▸ **Exercise directions**
Print all the data, keeping every line exactly as it is.

———

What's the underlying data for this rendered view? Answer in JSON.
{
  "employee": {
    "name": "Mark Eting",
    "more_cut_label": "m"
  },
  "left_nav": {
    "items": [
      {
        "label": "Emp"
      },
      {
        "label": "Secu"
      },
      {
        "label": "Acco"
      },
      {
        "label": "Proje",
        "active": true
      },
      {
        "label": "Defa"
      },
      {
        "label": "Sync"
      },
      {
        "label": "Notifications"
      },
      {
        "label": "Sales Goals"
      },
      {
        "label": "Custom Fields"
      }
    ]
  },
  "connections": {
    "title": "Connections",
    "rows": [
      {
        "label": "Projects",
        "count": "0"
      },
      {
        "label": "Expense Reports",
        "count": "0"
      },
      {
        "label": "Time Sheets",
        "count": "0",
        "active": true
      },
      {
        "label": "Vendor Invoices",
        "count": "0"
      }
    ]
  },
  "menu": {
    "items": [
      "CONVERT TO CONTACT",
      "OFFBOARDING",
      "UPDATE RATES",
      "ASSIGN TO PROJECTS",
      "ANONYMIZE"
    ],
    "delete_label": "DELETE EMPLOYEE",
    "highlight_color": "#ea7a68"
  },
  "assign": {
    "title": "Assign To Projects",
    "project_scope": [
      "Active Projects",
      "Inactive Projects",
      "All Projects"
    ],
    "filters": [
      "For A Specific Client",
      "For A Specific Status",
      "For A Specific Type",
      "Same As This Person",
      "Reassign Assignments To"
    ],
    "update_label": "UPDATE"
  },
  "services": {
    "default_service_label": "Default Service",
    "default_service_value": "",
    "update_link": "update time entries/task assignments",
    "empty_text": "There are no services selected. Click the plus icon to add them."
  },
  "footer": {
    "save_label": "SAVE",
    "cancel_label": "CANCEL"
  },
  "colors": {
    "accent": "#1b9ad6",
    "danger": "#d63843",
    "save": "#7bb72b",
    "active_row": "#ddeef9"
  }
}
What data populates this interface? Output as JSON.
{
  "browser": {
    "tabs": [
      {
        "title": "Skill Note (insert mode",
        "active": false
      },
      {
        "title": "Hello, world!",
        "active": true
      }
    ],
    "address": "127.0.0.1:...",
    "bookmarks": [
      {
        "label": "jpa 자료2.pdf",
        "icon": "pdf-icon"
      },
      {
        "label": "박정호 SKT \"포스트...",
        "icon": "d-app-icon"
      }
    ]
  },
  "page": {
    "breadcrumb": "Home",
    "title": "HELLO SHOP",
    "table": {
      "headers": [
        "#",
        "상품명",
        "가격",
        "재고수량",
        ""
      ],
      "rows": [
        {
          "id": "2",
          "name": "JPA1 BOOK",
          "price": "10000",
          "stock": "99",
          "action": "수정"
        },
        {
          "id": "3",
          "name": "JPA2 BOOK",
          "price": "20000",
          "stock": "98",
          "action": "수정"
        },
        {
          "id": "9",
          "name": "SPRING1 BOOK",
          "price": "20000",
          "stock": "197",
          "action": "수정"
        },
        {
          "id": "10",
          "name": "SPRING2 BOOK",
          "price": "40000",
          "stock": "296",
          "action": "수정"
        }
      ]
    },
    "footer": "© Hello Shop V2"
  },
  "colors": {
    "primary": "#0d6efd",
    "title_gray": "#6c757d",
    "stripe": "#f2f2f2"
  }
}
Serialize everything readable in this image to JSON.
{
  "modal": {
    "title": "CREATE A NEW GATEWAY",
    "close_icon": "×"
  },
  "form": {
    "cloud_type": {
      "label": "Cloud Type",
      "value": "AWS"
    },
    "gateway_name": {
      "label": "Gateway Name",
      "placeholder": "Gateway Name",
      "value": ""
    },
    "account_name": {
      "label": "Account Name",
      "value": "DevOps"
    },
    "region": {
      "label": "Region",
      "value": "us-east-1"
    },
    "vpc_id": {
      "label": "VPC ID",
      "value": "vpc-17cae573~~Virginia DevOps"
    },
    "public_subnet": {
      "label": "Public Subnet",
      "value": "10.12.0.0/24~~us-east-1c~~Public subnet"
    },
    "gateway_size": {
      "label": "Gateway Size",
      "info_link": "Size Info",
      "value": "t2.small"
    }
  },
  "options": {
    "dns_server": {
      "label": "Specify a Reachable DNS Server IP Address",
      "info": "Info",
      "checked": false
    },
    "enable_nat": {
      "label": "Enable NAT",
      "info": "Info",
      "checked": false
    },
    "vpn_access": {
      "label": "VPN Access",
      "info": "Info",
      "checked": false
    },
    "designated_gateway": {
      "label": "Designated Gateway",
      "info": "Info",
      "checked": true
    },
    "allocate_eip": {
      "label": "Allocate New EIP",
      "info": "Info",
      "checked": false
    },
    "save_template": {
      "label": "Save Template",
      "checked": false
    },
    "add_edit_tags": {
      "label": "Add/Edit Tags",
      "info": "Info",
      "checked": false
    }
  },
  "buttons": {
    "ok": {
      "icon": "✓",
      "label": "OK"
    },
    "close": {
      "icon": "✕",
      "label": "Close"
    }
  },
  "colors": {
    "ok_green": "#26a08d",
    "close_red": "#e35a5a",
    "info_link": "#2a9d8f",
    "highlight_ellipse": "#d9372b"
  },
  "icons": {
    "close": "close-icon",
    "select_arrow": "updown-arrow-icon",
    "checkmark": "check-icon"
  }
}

———

▸ **Answer to this exercise**
What's the underlying data for this rendered view? Answer in JSON.
{
  "employee": {
    "name": "Mark Eting",
    "more_cut_label": "m"
  },
  "left_nav": {
    "items": [
      {
        "label": "Emp"
      },
      {
        "label": "Secu"
      },
      {
        "label": "Acco"
      },
      {
        "label": "Proje",
        "active": true
      },
      {
        "label": "Defa"
      },
      {
        "label": "Sync"
      },
      {
        "label": "Notifications"
      },
      {
        "label": "Sales Goals"
      },
      {
        "label": "Custom Fields"
      }
    ]
  },
  "connections": {
    "title": "Connections",
    "rows": [
      {
        "label": "Projects",
        "count": "0"
      },
      {
        "label": "Expense Reports",
        "count": "0"
      },
      {
        "label": "Time Sheets",
        "count": "0",
        "active": true
      },
      {
        "label": "Vendor Invoices",
        "count": "0"
      }
    ]
  },
  "menu": {
    "items": [
      "CONVERT TO CONTACT",
      "OFFBOARDING",
      "UPDATE RATES",
      "ASSIGN TO PROJECTS",
      "ANONYMIZE"
    ],
    "delete_label": "DELETE EMPLOYEE",
    "highlight_color": "#ea7a68"
  },
  "assign": {
    "title": "Assign To Projects",
    "project_scope": [
      "Active Projects",
      "Inactive Projects",
      "All Projects"
    ],
    "filters": [
      "For A Specific Client",
      "For A Specific Status",
      "For A Specific Type",
      "Same As This Person",
      "Reassign Assignments To"
    ],
    "update_label": "UPDATE"
  },
  "services": {
    "default_service_label": "Default Service",
    "default_service_value": "",
    "update_link": "update time entries/task assignments",
    "empty_text": "There are no services selected. Click the plus icon to add them."
  },
  "footer": {
    "save_label": "SAVE",
    "cancel_label": "CANCEL"
  },
  "colors": {
    "accent": "#1b9ad6",
    "danger": "#d63843",
    "save": "#7bb72b",
    "active_row": "#ddeef9"
  }
}
What data populates this interface? Output as JSON.
{
  "browser": {
    "tabs": [
      {
        "title": "Skill Note (insert mode",
        "active": false
      },
      {
        "title": "Hello, world!",
        "active": true
      }
    ],
    "address": "127.0.0.1:...",
    "bookmarks": [
      {
        "label": "jpa 자료2.pdf",
        "icon": "pdf-icon"
      },
      {
        "label": "박정호 SKT \"포스트...",
        "icon": "d-app-icon"
      }
    ]
  },
  "page": {
    "breadcrumb": "Home",
    "title": "HELLO SHOP",
    "table": {
      "headers": [
        "#",
        "상품명",
        "가격",
        "재고수량",
        ""
      ],
      "rows": [
        {
          "id": "2",
          "name": "JPA1 BOOK",
          "price": "10000",
          "stock": "99",
          "action": "수정"
        },
        {
          "id": "3",
          "name": "JPA2 BOOK",
          "price": "20000",
          "stock": "98",
          "action": "수정"
        },
        {
          "id": "9",
          "name": "SPRING1 BOOK",
          "price": "20000",
          "stock": "197",
          "action": "수정"
        },
        {
          "id": "10",
          "name": "SPRING2 BOOK",
          "price": "40000",
          "stock": "296",
          "action": "수정"
        }
      ]
    },
    "footer": "© Hello Shop V2"
  },
  "colors": {
    "primary": "#0d6efd",
    "title_gray": "#6c757d",
    "stripe": "#f2f2f2"
  }
}
Serialize everything readable in this image to JSON.
{
  "modal": {
    "title": "CREATE A NEW GATEWAY",
    "close_icon": "×"
  },
  "form": {
    "cloud_type": {
      "label": "Cloud Type",
      "value": "AWS"
    },
    "gateway_name": {
      "label": "Gateway Name",
      "placeholder": "Gateway Name",
      "value": ""
    },
    "account_name": {
      "label": "Account Name",
      "value": "DevOps"
    },
    "region": {
      "label": "Region",
      "value": "us-east-1"
    },
    "vpc_id": {
      "label": "VPC ID",
      "value": "vpc-17cae573~~Virginia DevOps"
    },
    "public_subnet": {
      "label": "Public Subnet",
      "value": "10.12.0.0/24~~us-east-1c~~Public subnet"
    },
    "gateway_size": {
      "label": "Gateway Size",
      "info_link": "Size Info",
      "value": "t2.small"
    }
  },
  "options": {
    "dns_server": {
      "label": "Specify a Reachable DNS Server IP Address",
      "info": "Info",
      "checked": false
    },
    "enable_nat": {
      "label": "Enable NAT",
      "info": "Info",
      "checked": false
    },
    "vpn_access": {
      "label": "VPN Access",
      "info": "Info",
      "checked": false
    },
    "designated_gateway": {
      "label": "Designated Gateway",
      "info": "Info",
      "checked": true
    },
    "allocate_eip": {
      "label": "Allocate New EIP",
      "info": "Info",
      "checked": false
    },
    "save_template": {
      "label": "Save Template",
      "checked": false
    },
    "add_edit_tags": {
      "label": "Add/Edit Tags",
      "info": "Info",
      "checked": false
    }
  },
  "buttons": {
    "ok": {
      "icon": "✓",
      "label": "OK"
    },
    "close": {
      "icon": "✕",
      "label": "Close"
    }
  },
  "colors": {
    "ok_green": "#26a08d",
    "close_red": "#e35a5a",
    "info_link": "#2a9d8f",
    "highlight_ellipse": "#d9372b"
  },
  "icons": {
    "close": "close-icon",
    "select_arrow": "updown-arrow-icon",
    "checkmark": "check-icon"
  }
}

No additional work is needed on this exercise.